Extracted information:
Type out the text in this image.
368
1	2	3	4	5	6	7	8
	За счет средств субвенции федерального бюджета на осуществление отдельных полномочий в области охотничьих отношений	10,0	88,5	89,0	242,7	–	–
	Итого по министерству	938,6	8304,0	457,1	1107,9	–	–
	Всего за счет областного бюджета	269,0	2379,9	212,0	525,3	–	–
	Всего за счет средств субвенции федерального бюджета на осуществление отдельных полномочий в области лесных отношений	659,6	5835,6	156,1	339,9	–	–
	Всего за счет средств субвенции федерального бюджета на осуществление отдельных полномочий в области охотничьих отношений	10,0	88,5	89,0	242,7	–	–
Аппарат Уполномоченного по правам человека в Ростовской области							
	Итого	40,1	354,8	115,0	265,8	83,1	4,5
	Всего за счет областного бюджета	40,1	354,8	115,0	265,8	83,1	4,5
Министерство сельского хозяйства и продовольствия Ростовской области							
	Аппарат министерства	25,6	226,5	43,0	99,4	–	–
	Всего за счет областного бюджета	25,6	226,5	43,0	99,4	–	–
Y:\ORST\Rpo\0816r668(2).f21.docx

Exercise: Extract each entry in full and write it down exactly.

Solution to this problem:
Type out the text in this image.
368
1	2	3	4	5	6	7	8
	За счет средств субвенции федерального бюджета на осуществление отдельных полномочий в области охотничьих отношений	10,0	88,5	89,0	242,7	–	–
	Итого по министерству	938,6	8304,0	457,1	1107,9	–	–
	Всего за счет областного бюджета	269,0	2379,9	212,0	525,3	–	–
	Всего за счет средств субвенции федерального бюджета на осуществление отдельных полномочий в области лесных отношений	659,6	5835,6	156,1	339,9	–	–
	Всего за счет средств субвенции федерального бюджета на осуществление отдельных полномочий в области охотничьих отношений	10,0	88,5	89,0	242,7	–	–
Аппарат Уполномоченного по правам человека в Ростовской области							
	Итого	40,1	354,8	115,0	265,8	83,1	4,5
	Всего за счет областного бюджета	40,1	354,8	115,0	265,8	83,1	4,5
Министерство сельского хозяйства и продовольствия Ростовской области							
	Аппарат министерства	25,6	226,5	43,0	99,4	–	–
	Всего за счет областного бюджета	25,6	226,5	43,0	99,4	–	–
Y:\ORST\Rpo\0816r668(2).f21.docx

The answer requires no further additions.